INSTRUCTION -
Extract the records in full, leaving every picture out.

◇ ◇ ◇ ◇

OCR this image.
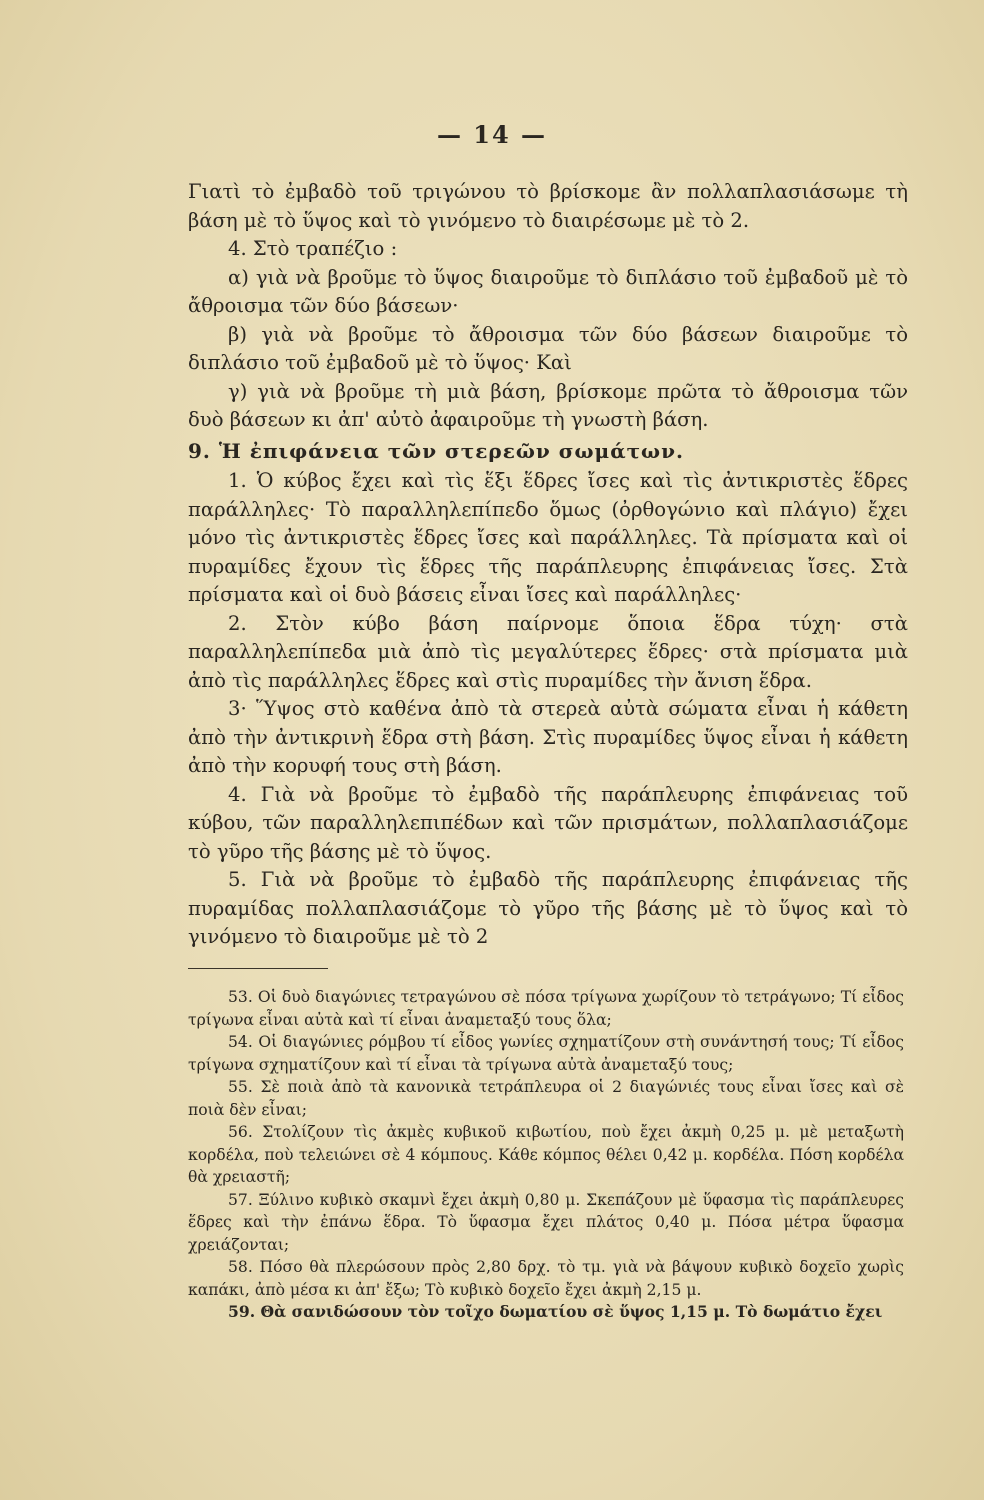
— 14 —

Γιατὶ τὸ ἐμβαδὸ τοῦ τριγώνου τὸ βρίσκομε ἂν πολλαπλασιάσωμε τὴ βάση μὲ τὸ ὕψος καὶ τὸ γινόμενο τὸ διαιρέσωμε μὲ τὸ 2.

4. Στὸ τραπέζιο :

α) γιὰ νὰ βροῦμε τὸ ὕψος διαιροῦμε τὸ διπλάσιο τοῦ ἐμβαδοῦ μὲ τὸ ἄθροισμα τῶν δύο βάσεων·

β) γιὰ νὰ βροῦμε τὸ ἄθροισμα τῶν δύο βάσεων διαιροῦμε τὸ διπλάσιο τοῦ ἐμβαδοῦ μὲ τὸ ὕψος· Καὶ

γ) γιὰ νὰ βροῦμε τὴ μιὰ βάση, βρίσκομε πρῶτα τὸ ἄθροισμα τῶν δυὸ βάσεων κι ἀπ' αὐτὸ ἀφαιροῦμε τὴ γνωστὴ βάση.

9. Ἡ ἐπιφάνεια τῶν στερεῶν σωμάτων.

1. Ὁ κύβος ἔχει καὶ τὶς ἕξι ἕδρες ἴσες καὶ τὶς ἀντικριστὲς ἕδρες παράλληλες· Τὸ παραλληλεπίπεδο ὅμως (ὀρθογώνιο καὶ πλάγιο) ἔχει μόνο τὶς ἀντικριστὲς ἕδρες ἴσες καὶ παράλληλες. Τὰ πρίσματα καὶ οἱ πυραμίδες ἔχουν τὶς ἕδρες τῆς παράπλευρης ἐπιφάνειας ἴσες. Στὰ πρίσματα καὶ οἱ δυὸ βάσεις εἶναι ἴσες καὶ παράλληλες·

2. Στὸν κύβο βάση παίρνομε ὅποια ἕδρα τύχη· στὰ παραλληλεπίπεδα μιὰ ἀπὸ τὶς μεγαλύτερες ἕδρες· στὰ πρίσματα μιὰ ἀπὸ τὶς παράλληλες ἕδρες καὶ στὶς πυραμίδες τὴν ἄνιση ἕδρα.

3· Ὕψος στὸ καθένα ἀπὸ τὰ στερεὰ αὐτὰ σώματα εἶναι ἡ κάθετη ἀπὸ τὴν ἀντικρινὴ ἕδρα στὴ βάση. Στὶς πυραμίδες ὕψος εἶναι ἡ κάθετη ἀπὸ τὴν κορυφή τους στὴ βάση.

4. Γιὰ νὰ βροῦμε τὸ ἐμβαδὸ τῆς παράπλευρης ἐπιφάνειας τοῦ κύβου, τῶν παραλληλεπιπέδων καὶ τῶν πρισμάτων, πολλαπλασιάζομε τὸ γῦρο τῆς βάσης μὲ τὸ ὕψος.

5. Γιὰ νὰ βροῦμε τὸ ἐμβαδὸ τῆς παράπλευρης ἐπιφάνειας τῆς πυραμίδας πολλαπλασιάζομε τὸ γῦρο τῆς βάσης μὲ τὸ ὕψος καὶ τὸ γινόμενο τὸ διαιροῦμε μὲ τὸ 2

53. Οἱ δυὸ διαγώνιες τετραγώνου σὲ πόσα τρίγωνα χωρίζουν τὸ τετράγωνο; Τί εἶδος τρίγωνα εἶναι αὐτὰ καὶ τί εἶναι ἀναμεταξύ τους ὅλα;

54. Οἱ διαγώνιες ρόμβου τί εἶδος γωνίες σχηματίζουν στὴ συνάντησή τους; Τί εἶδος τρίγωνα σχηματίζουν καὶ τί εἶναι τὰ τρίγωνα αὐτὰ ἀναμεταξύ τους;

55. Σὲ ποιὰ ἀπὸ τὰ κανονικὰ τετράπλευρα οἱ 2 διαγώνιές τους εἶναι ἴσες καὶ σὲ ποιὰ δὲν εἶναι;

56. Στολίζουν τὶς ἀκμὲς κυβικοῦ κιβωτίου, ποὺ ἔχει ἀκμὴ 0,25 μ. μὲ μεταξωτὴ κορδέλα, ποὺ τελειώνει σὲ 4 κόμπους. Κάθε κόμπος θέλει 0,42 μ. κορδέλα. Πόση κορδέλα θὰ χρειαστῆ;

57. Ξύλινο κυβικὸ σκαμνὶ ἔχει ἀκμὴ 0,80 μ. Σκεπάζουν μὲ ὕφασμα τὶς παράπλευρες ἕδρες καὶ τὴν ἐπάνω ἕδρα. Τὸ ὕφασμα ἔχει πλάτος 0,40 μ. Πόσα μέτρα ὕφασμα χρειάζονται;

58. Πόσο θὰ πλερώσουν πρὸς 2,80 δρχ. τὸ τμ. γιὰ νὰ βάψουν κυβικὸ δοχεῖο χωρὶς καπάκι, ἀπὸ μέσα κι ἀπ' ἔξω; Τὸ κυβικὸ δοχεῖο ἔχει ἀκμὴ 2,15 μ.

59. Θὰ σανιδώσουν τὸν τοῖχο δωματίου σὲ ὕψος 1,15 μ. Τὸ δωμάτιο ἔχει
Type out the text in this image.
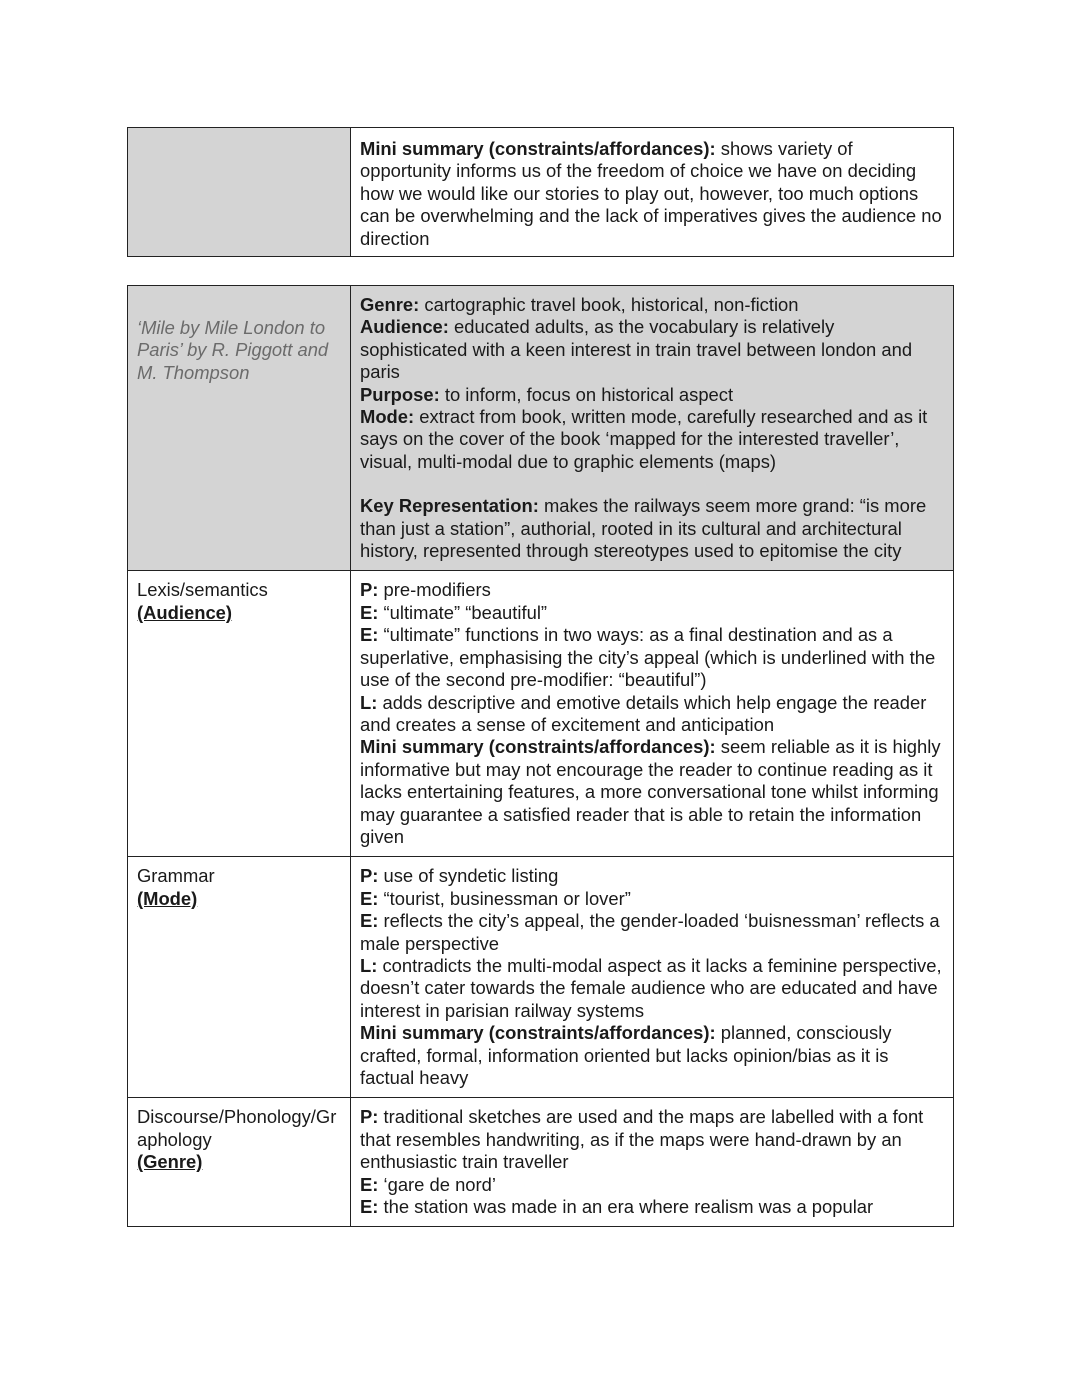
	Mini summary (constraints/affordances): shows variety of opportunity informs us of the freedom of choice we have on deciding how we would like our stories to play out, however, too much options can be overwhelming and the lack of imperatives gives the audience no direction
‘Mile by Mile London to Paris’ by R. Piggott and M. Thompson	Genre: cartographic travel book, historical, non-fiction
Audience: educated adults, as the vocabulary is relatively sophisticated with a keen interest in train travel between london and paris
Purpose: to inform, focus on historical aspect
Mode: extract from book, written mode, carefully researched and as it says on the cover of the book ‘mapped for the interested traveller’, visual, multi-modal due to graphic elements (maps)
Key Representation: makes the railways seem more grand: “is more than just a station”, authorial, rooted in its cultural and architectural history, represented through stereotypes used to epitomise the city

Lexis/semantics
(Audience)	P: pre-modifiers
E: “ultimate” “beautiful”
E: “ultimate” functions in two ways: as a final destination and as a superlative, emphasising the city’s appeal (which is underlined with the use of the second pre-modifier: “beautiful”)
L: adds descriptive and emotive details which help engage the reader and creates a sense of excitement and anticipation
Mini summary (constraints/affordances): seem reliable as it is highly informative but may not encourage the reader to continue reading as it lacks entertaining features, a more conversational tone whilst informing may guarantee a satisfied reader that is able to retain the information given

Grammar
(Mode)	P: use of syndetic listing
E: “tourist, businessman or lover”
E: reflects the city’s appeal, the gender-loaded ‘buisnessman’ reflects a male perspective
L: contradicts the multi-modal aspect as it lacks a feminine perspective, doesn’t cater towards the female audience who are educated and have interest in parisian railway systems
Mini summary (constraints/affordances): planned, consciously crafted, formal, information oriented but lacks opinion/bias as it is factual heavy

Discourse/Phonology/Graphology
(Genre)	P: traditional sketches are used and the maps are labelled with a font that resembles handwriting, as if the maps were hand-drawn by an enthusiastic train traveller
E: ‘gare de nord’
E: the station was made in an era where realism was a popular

◇ ◇ ◇ ◇

WORKED ANSWER -
OCR this image.
— 14 —

Γιατὶ τὸ ἐμβαδὸ τοῦ τριγώνου τὸ βρίσκομε ἂν πολλαπλασιάσωμε τὴ βάση μὲ τὸ ὕψος καὶ τὸ γινόμενο τὸ διαιρέσωμε μὲ τὸ 2.

4. Στὸ τραπέζιο :

α) γιὰ νὰ βροῦμε τὸ ὕψος διαιροῦμε τὸ διπλάσιο τοῦ ἐμβαδοῦ μὲ τὸ ἄθροισμα τῶν δύο βάσεων·

β) γιὰ νὰ βροῦμε τὸ ἄθροισμα τῶν δύο βάσεων διαιροῦμε τὸ διπλάσιο τοῦ ἐμβαδοῦ μὲ τὸ ὕψος· Καὶ

γ) γιὰ νὰ βροῦμε τὴ μιὰ βάση, βρίσκομε πρῶτα τὸ ἄθροισμα τῶν δυὸ βάσεων κι ἀπ' αὐτὸ ἀφαιροῦμε τὴ γνωστὴ βάση.

9. Ἡ ἐπιφάνεια τῶν στερεῶν σωμάτων.

1. Ὁ κύβος ἔχει καὶ τὶς ἕξι ἕδρες ἴσες καὶ τὶς ἀντικριστὲς ἕδρες παράλληλες· Τὸ παραλληλεπίπεδο ὅμως (ὀρθογώνιο καὶ πλάγιο) ἔχει μόνο τὶς ἀντικριστὲς ἕδρες ἴσες καὶ παράλληλες. Τὰ πρίσματα καὶ οἱ πυραμίδες ἔχουν τὶς ἕδρες τῆς παράπλευρης ἐπιφάνειας ἴσες. Στὰ πρίσματα καὶ οἱ δυὸ βάσεις εἶναι ἴσες καὶ παράλληλες·

2. Στὸν κύβο βάση παίρνομε ὅποια ἕδρα τύχη· στὰ παραλληλεπίπεδα μιὰ ἀπὸ τὶς μεγαλύτερες ἕδρες· στὰ πρίσματα μιὰ ἀπὸ τὶς παράλληλες ἕδρες καὶ στὶς πυραμίδες τὴν ἄνιση ἕδρα.

3· Ὕψος στὸ καθένα ἀπὸ τὰ στερεὰ αὐτὰ σώματα εἶναι ἡ κάθετη ἀπὸ τὴν ἀντικρινὴ ἕδρα στὴ βάση. Στὶς πυραμίδες ὕψος εἶναι ἡ κάθετη ἀπὸ τὴν κορυφή τους στὴ βάση.

4. Γιὰ νὰ βροῦμε τὸ ἐμβαδὸ τῆς παράπλευρης ἐπιφάνειας τοῦ κύβου, τῶν παραλληλεπιπέδων καὶ τῶν πρισμάτων, πολλαπλασιάζομε τὸ γῦρο τῆς βάσης μὲ τὸ ὕψος.

5. Γιὰ νὰ βροῦμε τὸ ἐμβαδὸ τῆς παράπλευρης ἐπιφάνειας τῆς πυραμίδας πολλαπλασιάζομε τὸ γῦρο τῆς βάσης μὲ τὸ ὕψος καὶ τὸ γινόμενο τὸ διαιροῦμε μὲ τὸ 2

53. Οἱ δυὸ διαγώνιες τετραγώνου σὲ πόσα τρίγωνα χωρίζουν τὸ τετράγωνο; Τί εἶδος τρίγωνα εἶναι αὐτὰ καὶ τί εἶναι ἀναμεταξύ τους ὅλα;

54. Οἱ διαγώνιες ρόμβου τί εἶδος γωνίες σχηματίζουν στὴ συνάντησή τους; Τί εἶδος τρίγωνα σχηματίζουν καὶ τί εἶναι τὰ τρίγωνα αὐτὰ ἀναμεταξύ τους;

55. Σὲ ποιὰ ἀπὸ τὰ κανονικὰ τετράπλευρα οἱ 2 διαγώνιές τους εἶναι ἴσες καὶ σὲ ποιὰ δὲν εἶναι;

56. Στολίζουν τὶς ἀκμὲς κυβικοῦ κιβωτίου, ποὺ ἔχει ἀκμὴ 0,25 μ. μὲ μεταξωτὴ κορδέλα, ποὺ τελειώνει σὲ 4 κόμπους. Κάθε κόμπος θέλει 0,42 μ. κορδέλα. Πόση κορδέλα θὰ χρειαστῆ;

57. Ξύλινο κυβικὸ σκαμνὶ ἔχει ἀκμὴ 0,80 μ. Σκεπάζουν μὲ ὕφασμα τὶς παράπλευρες ἕδρες καὶ τὴν ἐπάνω ἕδρα. Τὸ ὕφασμα ἔχει πλάτος 0,40 μ. Πόσα μέτρα ὕφασμα χρειάζονται;

58. Πόσο θὰ πλερώσουν πρὸς 2,80 δρχ. τὸ τμ. γιὰ νὰ βάψουν κυβικὸ δοχεῖο χωρὶς καπάκι, ἀπὸ μέσα κι ἀπ' ἔξω; Τὸ κυβικὸ δοχεῖο ἔχει ἀκμὴ 2,15 μ.

59. Θὰ σανιδώσουν τὸν τοῖχο δωματίου σὲ ὕψος 1,15 μ. Τὸ δωμάτιο ἔχει
Type out the text in this image.
	Mini summary (constraints/affordances): shows variety of opportunity informs us of the freedom of choice we have on deciding how we would like our stories to play out, however, too much options can be overwhelming and the lack of imperatives gives the audience no direction
‘Mile by Mile London to Paris’ by R. Piggott and M. Thompson	Genre: cartographic travel book, historical, non-fiction
Audience: educated adults, as the vocabulary is relatively sophisticated with a keen interest in train travel between london and paris
Purpose: to inform, focus on historical aspect
Mode: extract from book, written mode, carefully researched and as it says on the cover of the book ‘mapped for the interested traveller’, visual, multi-modal due to graphic elements (maps)
Key Representation: makes the railways seem more grand: “is more than just a station”, authorial, rooted in its cultural and architectural history, represented through stereotypes used to epitomise the city

Lexis/semantics
(Audience)	P: pre-modifiers
E: “ultimate” “beautiful”
E: “ultimate” functions in two ways: as a final destination and as a superlative, emphasising the city’s appeal (which is underlined with the use of the second pre-modifier: “beautiful”)
L: adds descriptive and emotive details which help engage the reader and creates a sense of excitement and anticipation
Mini summary (constraints/affordances): seem reliable as it is highly informative but may not encourage the reader to continue reading as it lacks entertaining features, a more conversational tone whilst informing may guarantee a satisfied reader that is able to retain the information given

Grammar
(Mode)	P: use of syndetic listing
E: “tourist, businessman or lover”
E: reflects the city’s appeal, the gender-loaded ‘buisnessman’ reflects a male perspective
L: contradicts the multi-modal aspect as it lacks a feminine perspective, doesn’t cater towards the female audience who are educated and have interest in parisian railway systems
Mini summary (constraints/affordances): planned, consciously crafted, formal, information oriented but lacks opinion/bias as it is factual heavy

Discourse/Phonology/Graphology
(Genre)	P: traditional sketches are used and the maps are labelled with a font that resembles handwriting, as if the maps were hand-drawn by an enthusiastic train traveller
E: ‘gare de nord’
E: the station was made in an era where realism was a popular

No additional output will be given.